_WHAT YOU SHOULD DO:_ Output the data below in full, character for character.

_SUPPLIED MATERIAL:_
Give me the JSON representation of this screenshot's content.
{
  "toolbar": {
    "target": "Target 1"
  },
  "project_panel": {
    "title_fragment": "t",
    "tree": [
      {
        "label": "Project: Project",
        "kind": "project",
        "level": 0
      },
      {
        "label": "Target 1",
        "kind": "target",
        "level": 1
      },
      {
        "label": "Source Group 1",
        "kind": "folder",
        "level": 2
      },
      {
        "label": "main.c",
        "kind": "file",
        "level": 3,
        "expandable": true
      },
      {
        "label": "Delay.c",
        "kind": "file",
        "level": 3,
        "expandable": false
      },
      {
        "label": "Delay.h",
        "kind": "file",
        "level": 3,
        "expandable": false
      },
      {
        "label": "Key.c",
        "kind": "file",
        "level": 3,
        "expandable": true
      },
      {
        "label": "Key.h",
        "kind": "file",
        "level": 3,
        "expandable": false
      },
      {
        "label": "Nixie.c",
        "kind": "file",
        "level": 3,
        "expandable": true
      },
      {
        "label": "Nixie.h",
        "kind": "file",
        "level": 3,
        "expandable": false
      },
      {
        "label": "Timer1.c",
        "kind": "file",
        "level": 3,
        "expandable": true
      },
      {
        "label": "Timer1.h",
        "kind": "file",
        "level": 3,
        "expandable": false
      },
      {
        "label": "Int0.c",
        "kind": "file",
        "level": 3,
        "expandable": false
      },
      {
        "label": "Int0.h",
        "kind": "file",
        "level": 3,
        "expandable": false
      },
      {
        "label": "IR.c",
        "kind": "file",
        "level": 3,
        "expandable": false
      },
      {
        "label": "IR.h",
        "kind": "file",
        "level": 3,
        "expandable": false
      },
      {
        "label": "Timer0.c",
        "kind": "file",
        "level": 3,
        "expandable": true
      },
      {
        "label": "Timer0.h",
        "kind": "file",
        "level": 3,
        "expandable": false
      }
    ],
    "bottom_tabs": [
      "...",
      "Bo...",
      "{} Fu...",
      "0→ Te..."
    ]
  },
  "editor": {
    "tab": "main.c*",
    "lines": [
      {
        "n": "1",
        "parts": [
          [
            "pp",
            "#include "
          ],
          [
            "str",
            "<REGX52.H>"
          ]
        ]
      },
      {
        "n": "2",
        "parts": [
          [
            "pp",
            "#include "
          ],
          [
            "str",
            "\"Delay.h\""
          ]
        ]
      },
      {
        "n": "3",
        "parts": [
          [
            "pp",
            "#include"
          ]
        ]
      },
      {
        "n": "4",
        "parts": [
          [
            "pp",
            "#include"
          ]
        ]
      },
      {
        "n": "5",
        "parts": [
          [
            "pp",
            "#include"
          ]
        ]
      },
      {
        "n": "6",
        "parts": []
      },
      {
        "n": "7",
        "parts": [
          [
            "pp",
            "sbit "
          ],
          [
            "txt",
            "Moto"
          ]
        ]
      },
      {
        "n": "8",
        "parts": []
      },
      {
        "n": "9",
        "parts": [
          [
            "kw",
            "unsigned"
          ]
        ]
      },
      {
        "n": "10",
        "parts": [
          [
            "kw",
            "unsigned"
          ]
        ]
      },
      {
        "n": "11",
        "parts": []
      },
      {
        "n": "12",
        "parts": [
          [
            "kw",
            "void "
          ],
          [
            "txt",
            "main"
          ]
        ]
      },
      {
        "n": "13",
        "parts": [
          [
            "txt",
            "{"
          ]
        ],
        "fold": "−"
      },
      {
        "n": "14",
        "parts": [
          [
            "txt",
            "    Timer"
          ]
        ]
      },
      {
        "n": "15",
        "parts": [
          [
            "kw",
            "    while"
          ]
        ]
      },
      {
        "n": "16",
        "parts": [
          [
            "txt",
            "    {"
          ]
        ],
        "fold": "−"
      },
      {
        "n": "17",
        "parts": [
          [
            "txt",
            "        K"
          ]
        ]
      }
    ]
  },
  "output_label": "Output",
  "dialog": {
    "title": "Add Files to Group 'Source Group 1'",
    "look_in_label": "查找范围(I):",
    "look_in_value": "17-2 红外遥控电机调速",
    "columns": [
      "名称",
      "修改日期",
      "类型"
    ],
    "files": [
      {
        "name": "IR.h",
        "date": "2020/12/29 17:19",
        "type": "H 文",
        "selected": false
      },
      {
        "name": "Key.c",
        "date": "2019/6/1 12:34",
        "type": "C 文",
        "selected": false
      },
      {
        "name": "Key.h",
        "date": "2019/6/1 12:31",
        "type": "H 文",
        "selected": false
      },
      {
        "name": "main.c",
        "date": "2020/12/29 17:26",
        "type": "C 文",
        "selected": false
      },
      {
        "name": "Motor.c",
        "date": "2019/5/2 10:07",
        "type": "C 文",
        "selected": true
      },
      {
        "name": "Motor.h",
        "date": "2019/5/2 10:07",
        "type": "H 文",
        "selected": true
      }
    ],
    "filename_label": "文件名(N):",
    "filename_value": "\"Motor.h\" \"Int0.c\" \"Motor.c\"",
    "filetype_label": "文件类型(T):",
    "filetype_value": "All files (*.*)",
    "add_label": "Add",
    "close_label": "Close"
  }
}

_OUTPUT:_
Give me the JSON representation of this screenshot's content.
{
  "toolbar": {
    "target": "Target 1"
  },
  "project_panel": {
    "title_fragment": "t",
    "tree": [
      {
        "label": "Project: Project",
        "kind": "project",
        "level": 0
      },
      {
        "label": "Target 1",
        "kind": "target",
        "level": 1
      },
      {
        "label": "Source Group 1",
        "kind": "folder",
        "level": 2
      },
      {
        "label": "main.c",
        "kind": "file",
        "level": 3,
        "expandable": true
      },
      {
        "label": "Delay.c",
        "kind": "file",
        "level": 3,
        "expandable": false
      },
      {
        "label": "Delay.h",
        "kind": "file",
        "level": 3,
        "expandable": false
      },
      {
        "label": "Key.c",
        "kind": "file",
        "level": 3,
        "expandable": true
      },
      {
        "label": "Key.h",
        "kind": "file",
        "level": 3,
        "expandable": false
      },
      {
        "label": "Nixie.c",
        "kind": "file",
        "level": 3,
        "expandable": true
      },
      {
        "label": "Nixie.h",
        "kind": "file",
        "level": 3,
        "expandable": false
      },
      {
        "label": "Timer1.c",
        "kind": "file",
        "level": 3,
        "expandable": true
      },
      {
        "label": "Timer1.h",
        "kind": "file",
        "level": 3,
        "expandable": false
      },
      {
        "label": "Int0.c",
        "kind": "file",
        "level": 3,
        "expandable": false
      },
      {
        "label": "Int0.h",
        "kind": "file",
        "level": 3,
        "expandable": false
      },
      {
        "label": "IR.c",
        "kind": "file",
        "level": 3,
        "expandable": false
      },
      {
        "label": "IR.h",
        "kind": "file",
        "level": 3,
        "expandable": false
      },
      {
        "label": "Timer0.c",
        "kind": "file",
        "level": 3,
        "expandable": true
      },
      {
        "label": "Timer0.h",
        "kind": "file",
        "level": 3,
        "expandable": false
      }
    ],
    "bottom_tabs": [
      "...",
      "Bo...",
      "{} Fu...",
      "0→ Te..."
    ]
  },
  "editor": {
    "tab": "main.c*",
    "lines": [
      {
        "n": "1",
        "parts": [
          [
            "pp",
            "#include "
          ],
          [
            "str",
            "<REGX52.H>"
          ]
        ]
      },
      {
        "n": "2",
        "parts": [
          [
            "pp",
            "#include "
          ],
          [
            "str",
            "\"Delay.h\""
          ]
        ]
      },
      {
        "n": "3",
        "parts": [
          [
            "pp",
            "#include"
          ]
        ]
      },
      {
        "n": "4",
        "parts": [
          [
            "pp",
            "#include"
          ]
        ]
      },
      {
        "n": "5",
        "parts": [
          [
            "pp",
            "#include"
          ]
        ]
      },
      {
        "n": "6",
        "parts": []
      },
      {
        "n": "7",
        "parts": [
          [
            "pp",
            "sbit "
          ],
          [
            "txt",
            "Moto"
          ]
        ]
      },
      {
        "n": "8",
        "parts": []
      },
      {
        "n": "9",
        "parts": [
          [
            "kw",
            "unsigned"
          ]
        ]
      },
      {
        "n": "10",
        "parts": [
          [
            "kw",
            "unsigned"
          ]
        ]
      },
      {
        "n": "11",
        "parts": []
      },
      {
        "n": "12",
        "parts": [
          [
            "kw",
            "void "
          ],
          [
            "txt",
            "main"
          ]
        ]
      },
      {
        "n": "13",
        "parts": [
          [
            "txt",
            "{"
          ]
        ],
        "fold": "−"
      },
      {
        "n": "14",
        "parts": [
          [
            "txt",
            "    Timer"
          ]
        ]
      },
      {
        "n": "15",
        "parts": [
          [
            "kw",
            "    while"
          ]
        ]
      },
      {
        "n": "16",
        "parts": [
          [
            "txt",
            "    {"
          ]
        ],
        "fold": "−"
      },
      {
        "n": "17",
        "parts": [
          [
            "txt",
            "        K"
          ]
        ]
      }
    ]
  },
  "output_label": "Output",
  "dialog": {
    "title": "Add Files to Group 'Source Group 1'",
    "look_in_label": "查找范围(I):",
    "look_in_value": "17-2 红外遥控电机调速",
    "columns": [
      "名称",
      "修改日期",
      "类型"
    ],
    "files": [
      {
        "name": "IR.h",
        "date": "2020/12/29 17:19",
        "type": "H 文",
        "selected": false
      },
      {
        "name": "Key.c",
        "date": "2019/6/1 12:34",
        "type": "C 文",
        "selected": false
      },
      {
        "name": "Key.h",
        "date": "2019/6/1 12:31",
        "type": "H 文",
        "selected": false
      },
      {
        "name": "main.c",
        "date": "2020/12/29 17:26",
        "type": "C 文",
        "selected": false
      },
      {
        "name": "Motor.c",
        "date": "2019/5/2 10:07",
        "type": "C 文",
        "selected": true
      },
      {
        "name": "Motor.h",
        "date": "2019/5/2 10:07",
        "type": "H 文",
        "selected": true
      }
    ],
    "filename_label": "文件名(N):",
    "filename_value": "\"Motor.h\" \"Int0.c\" \"Motor.c\"",
    "filetype_label": "文件类型(T):",
    "filetype_value": "All files (*.*)",
    "add_label": "Add",
    "close_label": "Close"
  }
}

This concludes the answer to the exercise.